GOAL OF THE EXERCISE: Give the count of lines in the data that include "this", with no other words.

DATA ENTRIES:
━━━━━━━━━━━━━━━━━━━━━━━━━━━━━━

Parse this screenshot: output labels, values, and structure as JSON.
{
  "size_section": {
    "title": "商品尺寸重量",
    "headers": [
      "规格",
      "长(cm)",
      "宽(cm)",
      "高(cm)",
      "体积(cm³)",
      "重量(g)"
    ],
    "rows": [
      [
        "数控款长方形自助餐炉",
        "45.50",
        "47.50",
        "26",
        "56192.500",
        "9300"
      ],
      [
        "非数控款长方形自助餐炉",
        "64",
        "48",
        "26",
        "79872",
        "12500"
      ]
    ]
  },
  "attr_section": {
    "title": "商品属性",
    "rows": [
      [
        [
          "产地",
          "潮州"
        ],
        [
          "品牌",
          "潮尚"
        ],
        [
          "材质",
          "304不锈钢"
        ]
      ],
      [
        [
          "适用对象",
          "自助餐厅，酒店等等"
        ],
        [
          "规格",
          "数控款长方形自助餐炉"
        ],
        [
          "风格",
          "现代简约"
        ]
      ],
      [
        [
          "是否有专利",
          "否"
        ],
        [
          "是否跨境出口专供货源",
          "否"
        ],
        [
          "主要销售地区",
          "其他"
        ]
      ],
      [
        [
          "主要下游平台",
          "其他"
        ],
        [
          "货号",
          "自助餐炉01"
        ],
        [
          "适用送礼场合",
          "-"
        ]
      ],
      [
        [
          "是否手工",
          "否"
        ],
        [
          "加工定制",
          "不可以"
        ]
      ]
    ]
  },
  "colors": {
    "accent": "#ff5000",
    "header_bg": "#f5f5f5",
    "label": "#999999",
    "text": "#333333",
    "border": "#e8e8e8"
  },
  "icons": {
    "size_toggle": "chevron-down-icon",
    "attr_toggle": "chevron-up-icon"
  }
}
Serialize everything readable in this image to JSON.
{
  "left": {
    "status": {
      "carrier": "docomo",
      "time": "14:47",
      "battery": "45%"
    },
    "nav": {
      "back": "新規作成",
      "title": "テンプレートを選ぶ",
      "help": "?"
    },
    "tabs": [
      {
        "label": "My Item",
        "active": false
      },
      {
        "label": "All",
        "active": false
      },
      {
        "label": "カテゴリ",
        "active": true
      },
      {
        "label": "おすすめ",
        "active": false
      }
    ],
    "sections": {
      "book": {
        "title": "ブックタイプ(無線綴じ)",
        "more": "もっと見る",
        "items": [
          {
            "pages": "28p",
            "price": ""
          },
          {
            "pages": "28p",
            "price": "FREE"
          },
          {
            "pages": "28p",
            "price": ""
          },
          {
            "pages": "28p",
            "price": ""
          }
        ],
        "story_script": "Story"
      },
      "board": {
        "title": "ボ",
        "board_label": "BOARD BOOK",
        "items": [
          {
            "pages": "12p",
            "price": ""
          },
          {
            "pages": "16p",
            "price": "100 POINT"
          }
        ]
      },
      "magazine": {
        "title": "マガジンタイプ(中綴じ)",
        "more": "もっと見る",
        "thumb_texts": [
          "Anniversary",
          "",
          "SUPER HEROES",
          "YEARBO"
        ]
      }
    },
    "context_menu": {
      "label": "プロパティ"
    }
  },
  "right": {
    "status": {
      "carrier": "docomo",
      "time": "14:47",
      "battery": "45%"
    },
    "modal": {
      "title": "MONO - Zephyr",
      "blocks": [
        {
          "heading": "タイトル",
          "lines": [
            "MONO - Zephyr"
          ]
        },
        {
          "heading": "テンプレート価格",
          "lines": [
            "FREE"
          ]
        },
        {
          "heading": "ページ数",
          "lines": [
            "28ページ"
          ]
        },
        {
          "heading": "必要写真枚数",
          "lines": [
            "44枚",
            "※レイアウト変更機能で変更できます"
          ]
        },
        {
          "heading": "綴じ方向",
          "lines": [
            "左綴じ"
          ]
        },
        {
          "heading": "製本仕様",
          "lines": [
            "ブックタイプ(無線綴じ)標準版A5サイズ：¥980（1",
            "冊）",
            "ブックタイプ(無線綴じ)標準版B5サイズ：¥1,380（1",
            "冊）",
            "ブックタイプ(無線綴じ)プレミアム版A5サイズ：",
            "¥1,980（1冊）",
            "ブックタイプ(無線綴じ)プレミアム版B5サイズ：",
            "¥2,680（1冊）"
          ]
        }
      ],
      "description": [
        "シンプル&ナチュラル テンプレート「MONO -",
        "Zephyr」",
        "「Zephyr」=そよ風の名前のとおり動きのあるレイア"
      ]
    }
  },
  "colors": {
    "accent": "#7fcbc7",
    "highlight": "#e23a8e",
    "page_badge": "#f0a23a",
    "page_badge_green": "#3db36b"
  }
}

━━━━━━━━━━━━━━━━━━━━━━━━━━━━━━

THE COMPLETED TASK: 2